(Data listing)
========================================================================

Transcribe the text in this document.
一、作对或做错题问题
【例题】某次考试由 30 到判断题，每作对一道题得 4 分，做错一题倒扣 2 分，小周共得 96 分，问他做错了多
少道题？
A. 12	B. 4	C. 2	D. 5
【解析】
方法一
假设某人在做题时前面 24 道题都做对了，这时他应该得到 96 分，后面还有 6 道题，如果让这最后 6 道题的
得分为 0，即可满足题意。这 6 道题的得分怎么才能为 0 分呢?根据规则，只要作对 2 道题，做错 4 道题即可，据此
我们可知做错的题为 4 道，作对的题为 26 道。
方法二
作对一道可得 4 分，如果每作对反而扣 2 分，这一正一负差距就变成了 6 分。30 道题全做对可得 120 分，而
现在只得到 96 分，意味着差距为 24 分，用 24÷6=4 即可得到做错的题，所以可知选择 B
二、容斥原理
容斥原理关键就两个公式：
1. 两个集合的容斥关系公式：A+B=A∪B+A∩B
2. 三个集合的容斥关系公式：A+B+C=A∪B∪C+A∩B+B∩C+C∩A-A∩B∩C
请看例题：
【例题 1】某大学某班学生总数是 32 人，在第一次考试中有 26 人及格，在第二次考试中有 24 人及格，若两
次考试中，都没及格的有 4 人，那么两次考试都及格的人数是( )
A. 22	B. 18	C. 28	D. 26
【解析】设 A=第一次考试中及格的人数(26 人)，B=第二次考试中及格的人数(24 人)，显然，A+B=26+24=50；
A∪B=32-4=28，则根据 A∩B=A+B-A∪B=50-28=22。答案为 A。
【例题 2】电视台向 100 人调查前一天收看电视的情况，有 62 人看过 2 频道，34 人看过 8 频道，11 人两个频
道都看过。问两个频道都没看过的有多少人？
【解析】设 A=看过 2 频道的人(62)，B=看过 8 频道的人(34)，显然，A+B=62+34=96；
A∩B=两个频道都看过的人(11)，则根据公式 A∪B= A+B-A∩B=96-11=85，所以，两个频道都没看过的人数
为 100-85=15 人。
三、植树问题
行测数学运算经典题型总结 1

========================================================================

* _Aim_
Quote every entry exactly.

* _Reply_
Transcribe the text in this document.
一、作对或做错题问题
【例题】某次考试由 30 到判断题，每作对一道题得 4 分，做错一题倒扣 2 分，小周共得 96 分，问他做错了多
少道题？
A. 12	B. 4	C. 2	D. 5
【解析】
方法一
假设某人在做题时前面 24 道题都做对了，这时他应该得到 96 分，后面还有 6 道题，如果让这最后 6 道题的
得分为 0，即可满足题意。这 6 道题的得分怎么才能为 0 分呢?根据规则，只要作对 2 道题，做错 4 道题即可，据此
我们可知做错的题为 4 道，作对的题为 26 道。
方法二
作对一道可得 4 分，如果每作对反而扣 2 分，这一正一负差距就变成了 6 分。30 道题全做对可得 120 分，而
现在只得到 96 分，意味着差距为 24 分，用 24÷6=4 即可得到做错的题，所以可知选择 B
二、容斥原理
容斥原理关键就两个公式：
1. 两个集合的容斥关系公式：A+B=A∪B+A∩B
2. 三个集合的容斥关系公式：A+B+C=A∪B∪C+A∩B+B∩C+C∩A-A∩B∩C
请看例题：
【例题 1】某大学某班学生总数是 32 人，在第一次考试中有 26 人及格，在第二次考试中有 24 人及格，若两
次考试中，都没及格的有 4 人，那么两次考试都及格的人数是( )
A. 22	B. 18	C. 28	D. 26
【解析】设 A=第一次考试中及格的人数(26 人)，B=第二次考试中及格的人数(24 人)，显然，A+B=26+24=50；
A∪B=32-4=28，则根据 A∩B=A+B-A∪B=50-28=22。答案为 A。
【例题 2】电视台向 100 人调查前一天收看电视的情况，有 62 人看过 2 频道，34 人看过 8 频道，11 人两个频
道都看过。问两个频道都没看过的有多少人？
【解析】设 A=看过 2 频道的人(62)，B=看过 8 频道的人(34)，显然，A+B=62+34=96；
A∩B=两个频道都看过的人(11)，则根据公式 A∪B= A+B-A∩B=96-11=85，所以，两个频道都没看过的人数
为 100-85=15 人。
三、植树问题
行测数学运算经典题型总结 1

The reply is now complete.